>> BEGIN DATASET RECORDS

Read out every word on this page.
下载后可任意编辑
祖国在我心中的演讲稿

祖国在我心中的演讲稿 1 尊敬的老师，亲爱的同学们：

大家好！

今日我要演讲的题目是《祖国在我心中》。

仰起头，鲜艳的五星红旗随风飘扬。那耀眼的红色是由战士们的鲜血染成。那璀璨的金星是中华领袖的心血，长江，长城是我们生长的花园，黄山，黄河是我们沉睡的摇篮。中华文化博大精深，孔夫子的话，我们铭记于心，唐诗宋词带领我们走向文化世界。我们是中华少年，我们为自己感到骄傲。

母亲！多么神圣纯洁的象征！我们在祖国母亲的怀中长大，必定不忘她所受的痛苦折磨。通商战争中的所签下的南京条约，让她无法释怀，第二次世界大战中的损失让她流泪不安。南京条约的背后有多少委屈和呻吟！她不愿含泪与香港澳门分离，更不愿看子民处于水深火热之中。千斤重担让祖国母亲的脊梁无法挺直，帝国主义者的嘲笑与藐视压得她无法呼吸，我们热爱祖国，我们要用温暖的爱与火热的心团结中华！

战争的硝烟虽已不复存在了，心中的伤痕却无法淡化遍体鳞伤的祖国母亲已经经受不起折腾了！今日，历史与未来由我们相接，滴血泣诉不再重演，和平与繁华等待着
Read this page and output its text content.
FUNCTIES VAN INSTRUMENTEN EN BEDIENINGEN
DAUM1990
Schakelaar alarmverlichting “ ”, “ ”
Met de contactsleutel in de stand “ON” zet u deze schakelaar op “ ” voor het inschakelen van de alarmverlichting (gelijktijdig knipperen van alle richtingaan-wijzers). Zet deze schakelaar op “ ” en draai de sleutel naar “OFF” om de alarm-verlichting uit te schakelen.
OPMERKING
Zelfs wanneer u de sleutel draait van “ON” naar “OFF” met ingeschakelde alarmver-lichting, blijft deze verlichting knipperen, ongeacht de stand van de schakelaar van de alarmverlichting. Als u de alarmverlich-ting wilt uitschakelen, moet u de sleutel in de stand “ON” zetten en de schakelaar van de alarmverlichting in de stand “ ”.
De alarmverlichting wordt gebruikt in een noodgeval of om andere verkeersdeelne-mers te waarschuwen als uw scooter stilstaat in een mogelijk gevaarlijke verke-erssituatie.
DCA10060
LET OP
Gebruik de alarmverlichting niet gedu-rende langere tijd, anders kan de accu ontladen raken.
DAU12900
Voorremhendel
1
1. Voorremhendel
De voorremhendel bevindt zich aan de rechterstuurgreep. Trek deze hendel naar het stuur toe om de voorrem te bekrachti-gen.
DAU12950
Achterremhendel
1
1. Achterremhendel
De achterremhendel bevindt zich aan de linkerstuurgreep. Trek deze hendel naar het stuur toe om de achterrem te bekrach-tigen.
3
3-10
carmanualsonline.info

>> END DATASET RECORDS

**REQUIRED TASK:** Write the listing out again, exactly as it reads.

**EXERCISE RESPONSE:**
Read out every word on this page.
下载后可任意编辑
祖国在我心中的演讲稿

祖国在我心中的演讲稿 1 尊敬的老师，亲爱的同学们：

大家好！

今日我要演讲的题目是《祖国在我心中》。

仰起头，鲜艳的五星红旗随风飘扬。那耀眼的红色是由战士们的鲜血染成。那璀璨的金星是中华领袖的心血，长江，长城是我们生长的花园，黄山，黄河是我们沉睡的摇篮。中华文化博大精深，孔夫子的话，我们铭记于心，唐诗宋词带领我们走向文化世界。我们是中华少年，我们为自己感到骄傲。

母亲！多么神圣纯洁的象征！我们在祖国母亲的怀中长大，必定不忘她所受的痛苦折磨。通商战争中的所签下的南京条约，让她无法释怀，第二次世界大战中的损失让她流泪不安。南京条约的背后有多少委屈和呻吟！她不愿含泪与香港澳门分离，更不愿看子民处于水深火热之中。千斤重担让祖国母亲的脊梁无法挺直，帝国主义者的嘲笑与藐视压得她无法呼吸，我们热爱祖国，我们要用温暖的爱与火热的心团结中华！

战争的硝烟虽已不复存在了，心中的伤痕却无法淡化遍体鳞伤的祖国母亲已经经受不起折腾了！今日，历史与未来由我们相接，滴血泣诉不再重演，和平与繁华等待着
Read this page and output its text content.
FUNCTIES VAN INSTRUMENTEN EN BEDIENINGEN
DAUM1990
Schakelaar alarmverlichting “ ”, “ ”
Met de contactsleutel in de stand “ON” zet u deze schakelaar op “ ” voor het inschakelen van de alarmverlichting (gelijktijdig knipperen van alle richtingaan-wijzers). Zet deze schakelaar op “ ” en draai de sleutel naar “OFF” om de alarm-verlichting uit te schakelen.
OPMERKING
Zelfs wanneer u de sleutel draait van “ON” naar “OFF” met ingeschakelde alarmver-lichting, blijft deze verlichting knipperen, ongeacht de stand van de schakelaar van de alarmverlichting. Als u de alarmverlich-ting wilt uitschakelen, moet u de sleutel in de stand “ON” zetten en de schakelaar van de alarmverlichting in de stand “ ”.
De alarmverlichting wordt gebruikt in een noodgeval of om andere verkeersdeelne-mers te waarschuwen als uw scooter stilstaat in een mogelijk gevaarlijke verke-erssituatie.
DCA10060
LET OP
Gebruik de alarmverlichting niet gedu-rende langere tijd, anders kan de accu ontladen raken.
DAU12900
Voorremhendel
1
1. Voorremhendel
De voorremhendel bevindt zich aan de rechterstuurgreep. Trek deze hendel naar het stuur toe om de voorrem te bekrachti-gen.
DAU12950
Achterremhendel
1
1. Achterremhendel
De achterremhendel bevindt zich aan de linkerstuurgreep. Trek deze hendel naar het stuur toe om de achterrem te bekrach-tigen.
3
3-10
carmanualsonline.info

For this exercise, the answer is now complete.